**WORK TO COMPLETE**: Copy the records below exactly as they are written.

------

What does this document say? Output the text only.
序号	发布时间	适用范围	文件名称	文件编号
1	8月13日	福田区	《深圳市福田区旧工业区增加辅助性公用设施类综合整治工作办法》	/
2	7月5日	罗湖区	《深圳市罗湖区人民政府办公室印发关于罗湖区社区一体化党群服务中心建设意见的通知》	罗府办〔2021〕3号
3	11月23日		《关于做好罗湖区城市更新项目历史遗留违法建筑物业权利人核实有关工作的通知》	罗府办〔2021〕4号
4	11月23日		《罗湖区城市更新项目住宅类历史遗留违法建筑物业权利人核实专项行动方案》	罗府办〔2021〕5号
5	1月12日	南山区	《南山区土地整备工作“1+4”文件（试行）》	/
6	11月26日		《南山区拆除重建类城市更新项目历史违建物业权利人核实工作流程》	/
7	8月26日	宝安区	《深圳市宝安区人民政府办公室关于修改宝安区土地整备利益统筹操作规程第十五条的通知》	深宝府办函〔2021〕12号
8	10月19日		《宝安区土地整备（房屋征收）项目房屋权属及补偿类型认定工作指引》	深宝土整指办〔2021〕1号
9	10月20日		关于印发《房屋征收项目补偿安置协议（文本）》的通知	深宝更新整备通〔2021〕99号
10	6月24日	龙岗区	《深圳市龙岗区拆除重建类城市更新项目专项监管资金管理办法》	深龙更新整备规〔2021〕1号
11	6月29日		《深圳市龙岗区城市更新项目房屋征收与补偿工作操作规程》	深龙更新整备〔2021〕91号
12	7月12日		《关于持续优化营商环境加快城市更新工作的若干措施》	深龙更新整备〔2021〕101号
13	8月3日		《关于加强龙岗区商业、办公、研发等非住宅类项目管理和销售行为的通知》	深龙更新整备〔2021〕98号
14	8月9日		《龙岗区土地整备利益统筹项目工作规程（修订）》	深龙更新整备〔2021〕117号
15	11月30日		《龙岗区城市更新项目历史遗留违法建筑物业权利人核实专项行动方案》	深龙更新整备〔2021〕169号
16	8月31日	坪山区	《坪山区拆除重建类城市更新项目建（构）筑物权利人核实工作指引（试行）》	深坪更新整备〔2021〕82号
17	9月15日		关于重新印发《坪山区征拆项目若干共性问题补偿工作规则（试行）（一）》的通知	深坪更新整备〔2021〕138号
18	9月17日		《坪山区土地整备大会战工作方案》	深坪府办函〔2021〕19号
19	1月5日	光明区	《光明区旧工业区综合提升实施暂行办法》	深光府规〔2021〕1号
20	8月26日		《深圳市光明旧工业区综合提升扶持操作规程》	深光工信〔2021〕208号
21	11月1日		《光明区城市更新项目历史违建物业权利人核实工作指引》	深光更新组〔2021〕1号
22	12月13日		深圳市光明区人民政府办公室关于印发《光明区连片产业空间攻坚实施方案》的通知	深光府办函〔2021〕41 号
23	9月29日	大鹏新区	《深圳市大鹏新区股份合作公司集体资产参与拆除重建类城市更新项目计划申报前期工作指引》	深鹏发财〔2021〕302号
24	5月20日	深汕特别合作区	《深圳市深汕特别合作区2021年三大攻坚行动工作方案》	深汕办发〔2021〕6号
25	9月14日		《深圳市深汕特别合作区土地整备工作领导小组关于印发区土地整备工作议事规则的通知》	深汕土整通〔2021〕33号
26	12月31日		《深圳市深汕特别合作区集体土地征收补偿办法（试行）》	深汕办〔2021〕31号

------

**ANSWER TO THE EXERCISE**:
What does this document say? Output the text only.
序号	发布时间	适用范围	文件名称	文件编号
1	8月13日	福田区	《深圳市福田区旧工业区增加辅助性公用设施类综合整治工作办法》	/
2	7月5日	罗湖区	《深圳市罗湖区人民政府办公室印发关于罗湖区社区一体化党群服务中心建设意见的通知》	罗府办〔2021〕3号
3	11月23日		《关于做好罗湖区城市更新项目历史遗留违法建筑物业权利人核实有关工作的通知》	罗府办〔2021〕4号
4	11月23日		《罗湖区城市更新项目住宅类历史遗留违法建筑物业权利人核实专项行动方案》	罗府办〔2021〕5号
5	1月12日	南山区	《南山区土地整备工作“1+4”文件（试行）》	/
6	11月26日		《南山区拆除重建类城市更新项目历史违建物业权利人核实工作流程》	/
7	8月26日	宝安区	《深圳市宝安区人民政府办公室关于修改宝安区土地整备利益统筹操作规程第十五条的通知》	深宝府办函〔2021〕12号
8	10月19日		《宝安区土地整备（房屋征收）项目房屋权属及补偿类型认定工作指引》	深宝土整指办〔2021〕1号
9	10月20日		关于印发《房屋征收项目补偿安置协议（文本）》的通知	深宝更新整备通〔2021〕99号
10	6月24日	龙岗区	《深圳市龙岗区拆除重建类城市更新项目专项监管资金管理办法》	深龙更新整备规〔2021〕1号
11	6月29日		《深圳市龙岗区城市更新项目房屋征收与补偿工作操作规程》	深龙更新整备〔2021〕91号
12	7月12日		《关于持续优化营商环境加快城市更新工作的若干措施》	深龙更新整备〔2021〕101号
13	8月3日		《关于加强龙岗区商业、办公、研发等非住宅类项目管理和销售行为的通知》	深龙更新整备〔2021〕98号
14	8月9日		《龙岗区土地整备利益统筹项目工作规程（修订）》	深龙更新整备〔2021〕117号
15	11月30日		《龙岗区城市更新项目历史遗留违法建筑物业权利人核实专项行动方案》	深龙更新整备〔2021〕169号
16	8月31日	坪山区	《坪山区拆除重建类城市更新项目建（构）筑物权利人核实工作指引（试行）》	深坪更新整备〔2021〕82号
17	9月15日		关于重新印发《坪山区征拆项目若干共性问题补偿工作规则（试行）（一）》的通知	深坪更新整备〔2021〕138号
18	9月17日		《坪山区土地整备大会战工作方案》	深坪府办函〔2021〕19号
19	1月5日	光明区	《光明区旧工业区综合提升实施暂行办法》	深光府规〔2021〕1号
20	8月26日		《深圳市光明旧工业区综合提升扶持操作规程》	深光工信〔2021〕208号
21	11月1日		《光明区城市更新项目历史违建物业权利人核实工作指引》	深光更新组〔2021〕1号
22	12月13日		深圳市光明区人民政府办公室关于印发《光明区连片产业空间攻坚实施方案》的通知	深光府办函〔2021〕41 号
23	9月29日	大鹏新区	《深圳市大鹏新区股份合作公司集体资产参与拆除重建类城市更新项目计划申报前期工作指引》	深鹏发财〔2021〕302号
24	5月20日	深汕特别合作区	《深圳市深汕特别合作区2021年三大攻坚行动工作方案》	深汕办发〔2021〕6号
25	9月14日		《深圳市深汕特别合作区土地整备工作领导小组关于印发区土地整备工作议事规则的通知》	深汕土整通〔2021〕33号
26	12月31日		《深圳市深汕特别合作区集体土地征收补偿办法（试行）》	深汕办〔2021〕31号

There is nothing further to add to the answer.